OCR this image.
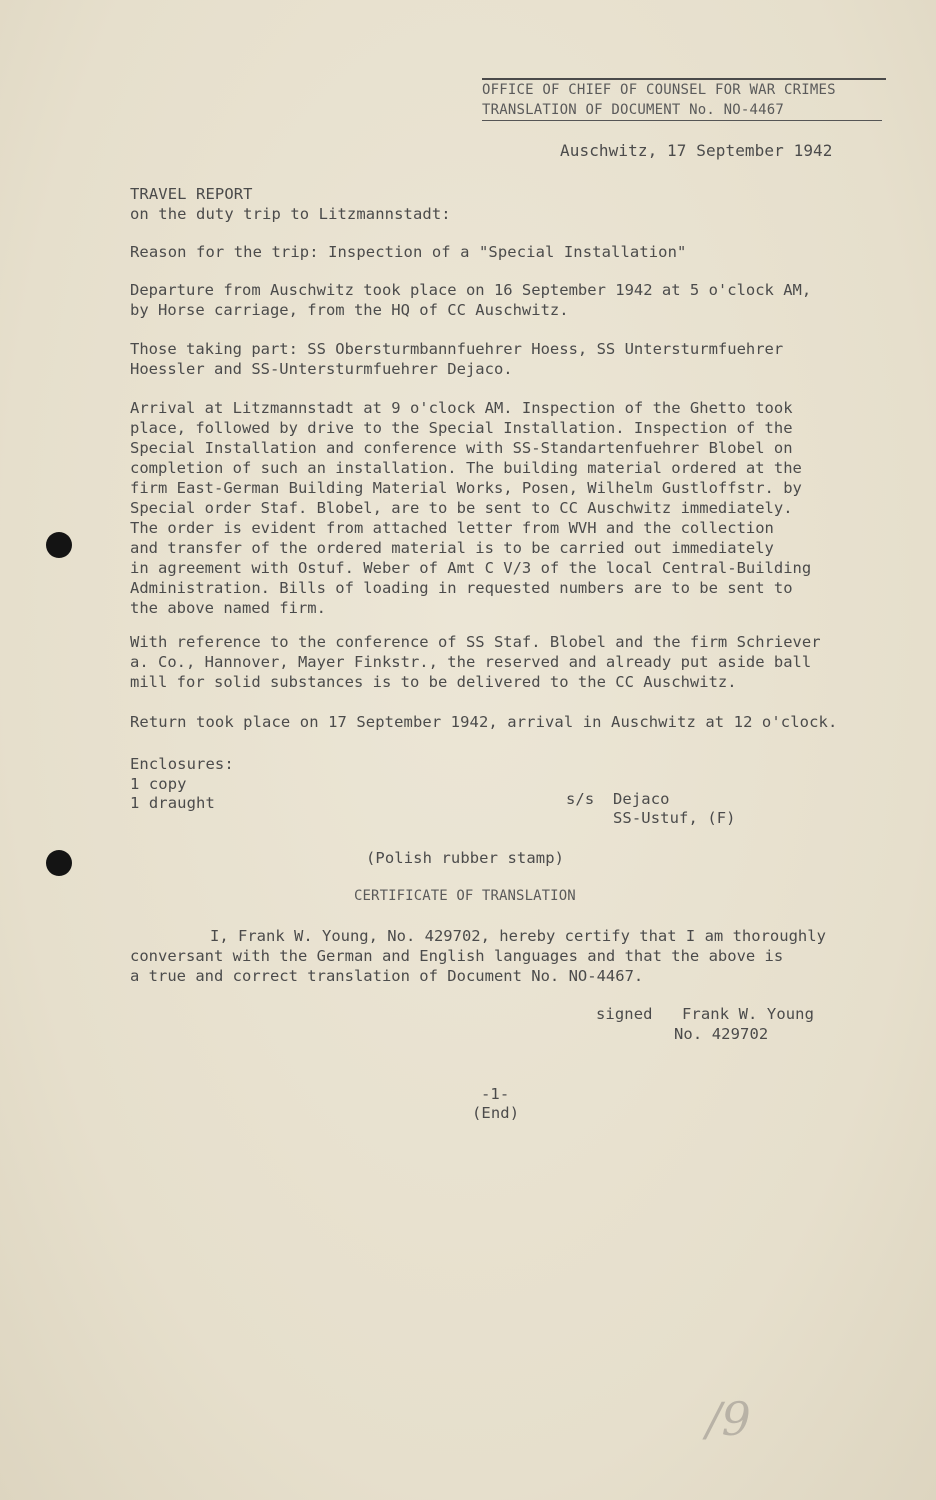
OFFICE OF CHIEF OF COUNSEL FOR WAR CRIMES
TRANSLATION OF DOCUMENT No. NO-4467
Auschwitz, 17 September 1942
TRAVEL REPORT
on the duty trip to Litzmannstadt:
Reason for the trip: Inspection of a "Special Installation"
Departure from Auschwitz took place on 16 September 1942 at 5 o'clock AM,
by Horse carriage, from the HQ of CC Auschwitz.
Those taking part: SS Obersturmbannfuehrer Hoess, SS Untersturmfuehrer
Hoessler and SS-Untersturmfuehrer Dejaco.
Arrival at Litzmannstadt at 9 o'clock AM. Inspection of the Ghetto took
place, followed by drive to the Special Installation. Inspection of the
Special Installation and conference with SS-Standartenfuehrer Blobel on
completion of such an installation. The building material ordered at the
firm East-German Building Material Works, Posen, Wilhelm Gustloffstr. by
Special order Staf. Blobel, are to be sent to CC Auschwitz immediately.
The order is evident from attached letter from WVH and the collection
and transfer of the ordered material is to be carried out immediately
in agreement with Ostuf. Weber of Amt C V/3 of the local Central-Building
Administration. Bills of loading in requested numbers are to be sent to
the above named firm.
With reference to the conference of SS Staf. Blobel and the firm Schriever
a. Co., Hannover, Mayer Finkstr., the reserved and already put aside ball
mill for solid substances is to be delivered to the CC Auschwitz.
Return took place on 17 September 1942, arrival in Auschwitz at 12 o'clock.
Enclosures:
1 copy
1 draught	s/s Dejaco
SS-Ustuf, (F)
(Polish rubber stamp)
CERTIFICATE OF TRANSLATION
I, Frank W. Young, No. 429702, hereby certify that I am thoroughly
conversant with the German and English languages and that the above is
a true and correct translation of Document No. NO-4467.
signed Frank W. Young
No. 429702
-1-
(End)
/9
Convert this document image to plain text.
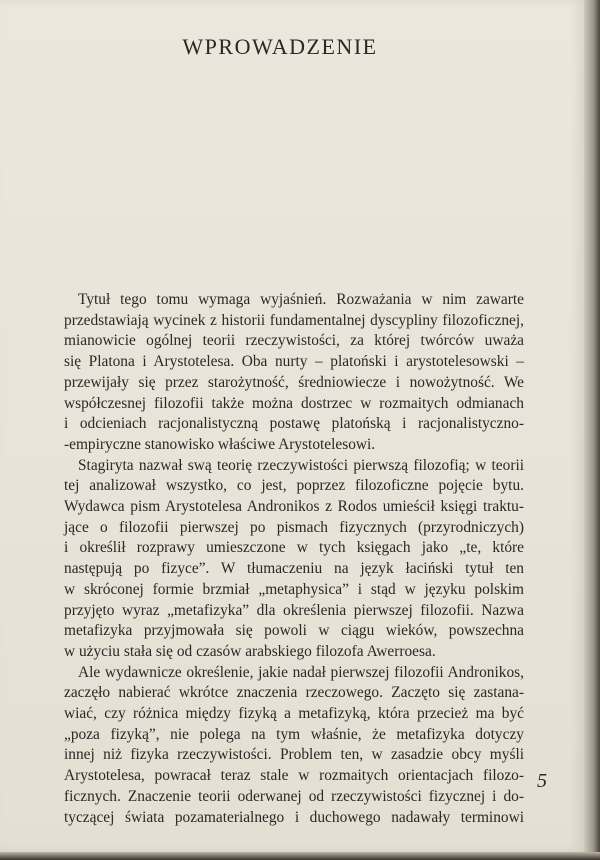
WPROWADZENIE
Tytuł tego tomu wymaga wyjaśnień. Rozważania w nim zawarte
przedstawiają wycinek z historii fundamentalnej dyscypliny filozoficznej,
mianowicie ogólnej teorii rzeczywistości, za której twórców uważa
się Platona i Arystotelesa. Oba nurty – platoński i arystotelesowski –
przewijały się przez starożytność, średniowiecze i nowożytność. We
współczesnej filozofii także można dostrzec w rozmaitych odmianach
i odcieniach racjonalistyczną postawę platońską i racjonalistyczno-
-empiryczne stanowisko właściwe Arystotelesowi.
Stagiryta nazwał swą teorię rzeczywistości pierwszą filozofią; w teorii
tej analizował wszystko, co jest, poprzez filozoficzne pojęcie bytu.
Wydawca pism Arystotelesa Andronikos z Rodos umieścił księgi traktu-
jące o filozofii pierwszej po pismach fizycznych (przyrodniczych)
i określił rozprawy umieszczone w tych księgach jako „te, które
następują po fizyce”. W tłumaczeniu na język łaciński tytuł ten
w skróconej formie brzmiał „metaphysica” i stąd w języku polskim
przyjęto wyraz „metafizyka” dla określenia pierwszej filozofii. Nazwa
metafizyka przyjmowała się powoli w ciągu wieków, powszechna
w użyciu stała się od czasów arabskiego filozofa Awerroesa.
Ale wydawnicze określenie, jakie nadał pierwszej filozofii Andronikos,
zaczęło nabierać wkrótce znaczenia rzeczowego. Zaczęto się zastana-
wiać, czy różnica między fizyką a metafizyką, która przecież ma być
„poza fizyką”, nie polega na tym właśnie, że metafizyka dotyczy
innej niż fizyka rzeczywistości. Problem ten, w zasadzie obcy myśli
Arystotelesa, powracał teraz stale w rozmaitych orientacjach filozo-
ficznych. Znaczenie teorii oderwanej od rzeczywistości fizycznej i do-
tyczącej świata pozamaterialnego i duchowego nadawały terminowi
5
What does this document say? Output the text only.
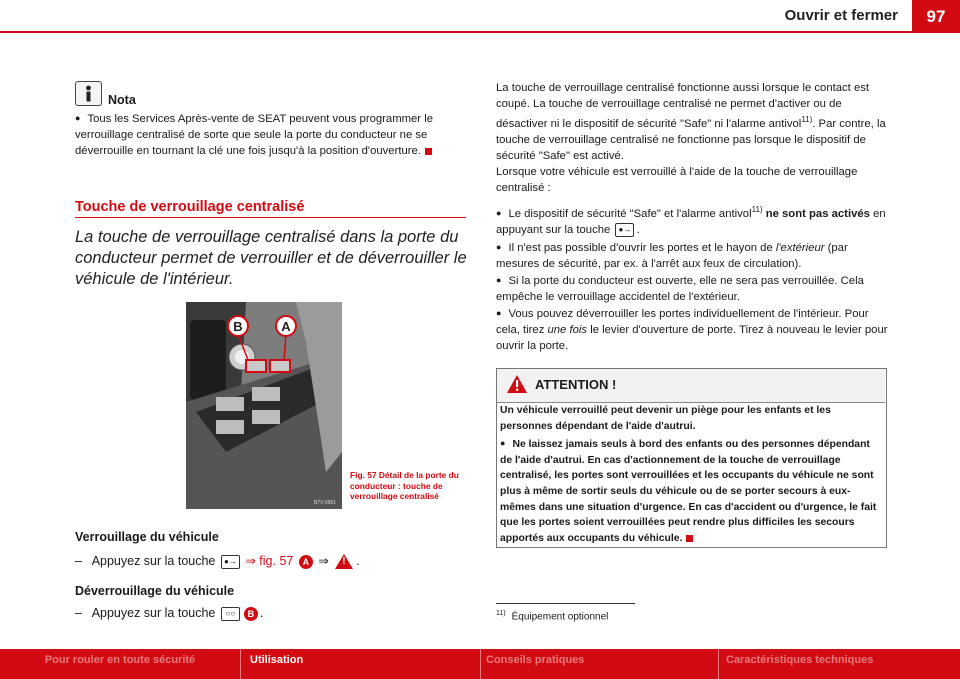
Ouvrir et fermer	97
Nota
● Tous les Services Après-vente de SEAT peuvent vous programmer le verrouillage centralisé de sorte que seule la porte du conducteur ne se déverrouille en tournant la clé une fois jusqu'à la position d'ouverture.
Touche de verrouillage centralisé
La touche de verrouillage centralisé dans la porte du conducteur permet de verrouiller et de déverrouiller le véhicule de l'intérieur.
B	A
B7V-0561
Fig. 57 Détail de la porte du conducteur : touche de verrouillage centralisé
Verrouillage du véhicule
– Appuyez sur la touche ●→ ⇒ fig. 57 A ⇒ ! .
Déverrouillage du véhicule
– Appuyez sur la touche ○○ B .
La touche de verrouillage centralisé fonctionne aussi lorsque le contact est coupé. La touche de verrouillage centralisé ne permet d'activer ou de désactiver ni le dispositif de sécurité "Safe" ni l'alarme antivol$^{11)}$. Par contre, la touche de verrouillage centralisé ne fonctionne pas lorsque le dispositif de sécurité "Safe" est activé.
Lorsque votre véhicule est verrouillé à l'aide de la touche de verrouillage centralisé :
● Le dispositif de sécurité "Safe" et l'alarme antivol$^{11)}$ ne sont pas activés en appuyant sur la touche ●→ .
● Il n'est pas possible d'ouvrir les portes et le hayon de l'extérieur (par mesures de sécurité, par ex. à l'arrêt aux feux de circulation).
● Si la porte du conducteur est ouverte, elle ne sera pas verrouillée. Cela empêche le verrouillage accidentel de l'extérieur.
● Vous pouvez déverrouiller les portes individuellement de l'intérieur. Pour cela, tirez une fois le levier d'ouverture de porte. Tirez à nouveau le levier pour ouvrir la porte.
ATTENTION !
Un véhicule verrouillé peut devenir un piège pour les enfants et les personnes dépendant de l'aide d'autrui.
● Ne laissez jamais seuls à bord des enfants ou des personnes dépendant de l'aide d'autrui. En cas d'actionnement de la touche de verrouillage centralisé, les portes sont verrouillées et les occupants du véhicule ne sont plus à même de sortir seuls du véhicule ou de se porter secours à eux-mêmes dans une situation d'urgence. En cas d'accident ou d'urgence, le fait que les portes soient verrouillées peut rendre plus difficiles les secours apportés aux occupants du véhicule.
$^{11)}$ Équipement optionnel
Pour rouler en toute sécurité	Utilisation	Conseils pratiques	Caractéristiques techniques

### SET TASK
Repeat each record exactly, with the pictures left out.

### ANSWER BELOW
OCR this image.
OFFICE OF CHIEF OF COUNSEL FOR WAR CRIMES
TRANSLATION OF DOCUMENT No. NO-4467
Auschwitz, 17 September 1942
TRAVEL REPORT
on the duty trip to Litzmannstadt:
Reason for the trip: Inspection of a "Special Installation"
Departure from Auschwitz took place on 16 September 1942 at 5 o'clock AM,
by Horse carriage, from the HQ of CC Auschwitz.
Those taking part: SS Obersturmbannfuehrer Hoess, SS Untersturmfuehrer
Hoessler and SS-Untersturmfuehrer Dejaco.
Arrival at Litzmannstadt at 9 o'clock AM. Inspection of the Ghetto took
place, followed by drive to the Special Installation. Inspection of the
Special Installation and conference with SS-Standartenfuehrer Blobel on
completion of such an installation. The building material ordered at the
firm East-German Building Material Works, Posen, Wilhelm Gustloffstr. by
Special order Staf. Blobel, are to be sent to CC Auschwitz immediately.
The order is evident from attached letter from WVH and the collection
and transfer of the ordered material is to be carried out immediately
in agreement with Ostuf. Weber of Amt C V/3 of the local Central-Building
Administration. Bills of loading in requested numbers are to be sent to
the above named firm.
With reference to the conference of SS Staf. Blobel and the firm Schriever
a. Co., Hannover, Mayer Finkstr., the reserved and already put aside ball
mill for solid substances is to be delivered to the CC Auschwitz.
Return took place on 17 September 1942, arrival in Auschwitz at 12 o'clock.
Enclosures:
1 copy
1 draught	s/s Dejaco
SS-Ustuf, (F)
(Polish rubber stamp)
CERTIFICATE OF TRANSLATION
I, Frank W. Young, No. 429702, hereby certify that I am thoroughly
conversant with the German and English languages and that the above is
a true and correct translation of Document No. NO-4467.
signed Frank W. Young
No. 429702
-1-
(End)
/9
Convert this document image to plain text.
WPROWADZENIE
Tytuł tego tomu wymaga wyjaśnień. Rozważania w nim zawarte
przedstawiają wycinek z historii fundamentalnej dyscypliny filozoficznej,
mianowicie ogólnej teorii rzeczywistości, za której twórców uważa
się Platona i Arystotelesa. Oba nurty – platoński i arystotelesowski –
przewijały się przez starożytność, średniowiecze i nowożytność. We
współczesnej filozofii także można dostrzec w rozmaitych odmianach
i odcieniach racjonalistyczną postawę platońską i racjonalistyczno-
-empiryczne stanowisko właściwe Arystotelesowi.
Stagiryta nazwał swą teorię rzeczywistości pierwszą filozofią; w teorii
tej analizował wszystko, co jest, poprzez filozoficzne pojęcie bytu.
Wydawca pism Arystotelesa Andronikos z Rodos umieścił księgi traktu-
jące o filozofii pierwszej po pismach fizycznych (przyrodniczych)
i określił rozprawy umieszczone w tych księgach jako „te, które
następują po fizyce”. W tłumaczeniu na język łaciński tytuł ten
w skróconej formie brzmiał „metaphysica” i stąd w języku polskim
przyjęto wyraz „metafizyka” dla określenia pierwszej filozofii. Nazwa
metafizyka przyjmowała się powoli w ciągu wieków, powszechna
w użyciu stała się od czasów arabskiego filozofa Awerroesa.
Ale wydawnicze określenie, jakie nadał pierwszej filozofii Andronikos,
zaczęło nabierać wkrótce znaczenia rzeczowego. Zaczęto się zastana-
wiać, czy różnica między fizyką a metafizyką, która przecież ma być
„poza fizyką”, nie polega na tym właśnie, że metafizyka dotyczy
innej niż fizyka rzeczywistości. Problem ten, w zasadzie obcy myśli
Arystotelesa, powracał teraz stale w rozmaitych orientacjach filozo-
ficznych. Znaczenie teorii oderwanej od rzeczywistości fizycznej i do-
tyczącej świata pozamaterialnego i duchowego nadawały terminowi
5
What does this document say? Output the text only.
Ouvrir et fermer	97
Nota
● Tous les Services Après-vente de SEAT peuvent vous programmer le verrouillage centralisé de sorte que seule la porte du conducteur ne se déverrouille en tournant la clé une fois jusqu'à la position d'ouverture.
Touche de verrouillage centralisé
La touche de verrouillage centralisé dans la porte du conducteur permet de verrouiller et de déverrouiller le véhicule de l'intérieur.
B	A
B7V-0561
Fig. 57 Détail de la porte du conducteur : touche de verrouillage centralisé
Verrouillage du véhicule
– Appuyez sur la touche ●→ ⇒ fig. 57 A ⇒ ! .
Déverrouillage du véhicule
– Appuyez sur la touche ○○ B .
La touche de verrouillage centralisé fonctionne aussi lorsque le contact est coupé. La touche de verrouillage centralisé ne permet d'activer ou de désactiver ni le dispositif de sécurité "Safe" ni l'alarme antivol$^{11)}$. Par contre, la touche de verrouillage centralisé ne fonctionne pas lorsque le dispositif de sécurité "Safe" est activé.
Lorsque votre véhicule est verrouillé à l'aide de la touche de verrouillage centralisé :
● Le dispositif de sécurité "Safe" et l'alarme antivol$^{11)}$ ne sont pas activés en appuyant sur la touche ●→ .
● Il n'est pas possible d'ouvrir les portes et le hayon de l'extérieur (par mesures de sécurité, par ex. à l'arrêt aux feux de circulation).
● Si la porte du conducteur est ouverte, elle ne sera pas verrouillée. Cela empêche le verrouillage accidentel de l'extérieur.
● Vous pouvez déverrouiller les portes individuellement de l'intérieur. Pour cela, tirez une fois le levier d'ouverture de porte. Tirez à nouveau le levier pour ouvrir la porte.
ATTENTION !
Un véhicule verrouillé peut devenir un piège pour les enfants et les personnes dépendant de l'aide d'autrui.
● Ne laissez jamais seuls à bord des enfants ou des personnes dépendant de l'aide d'autrui. En cas d'actionnement de la touche de verrouillage centralisé, les portes sont verrouillées et les occupants du véhicule ne sont plus à même de sortir seuls du véhicule ou de se porter secours à eux-mêmes dans une situation d'urgence. En cas d'accident ou d'urgence, le fait que les portes soient verrouillées peut rendre plus difficiles les secours apportés aux occupants du véhicule.
$^{11)}$ Équipement optionnel
Pour rouler en toute sécurité	Utilisation	Conseils pratiques	Caractéristiques techniques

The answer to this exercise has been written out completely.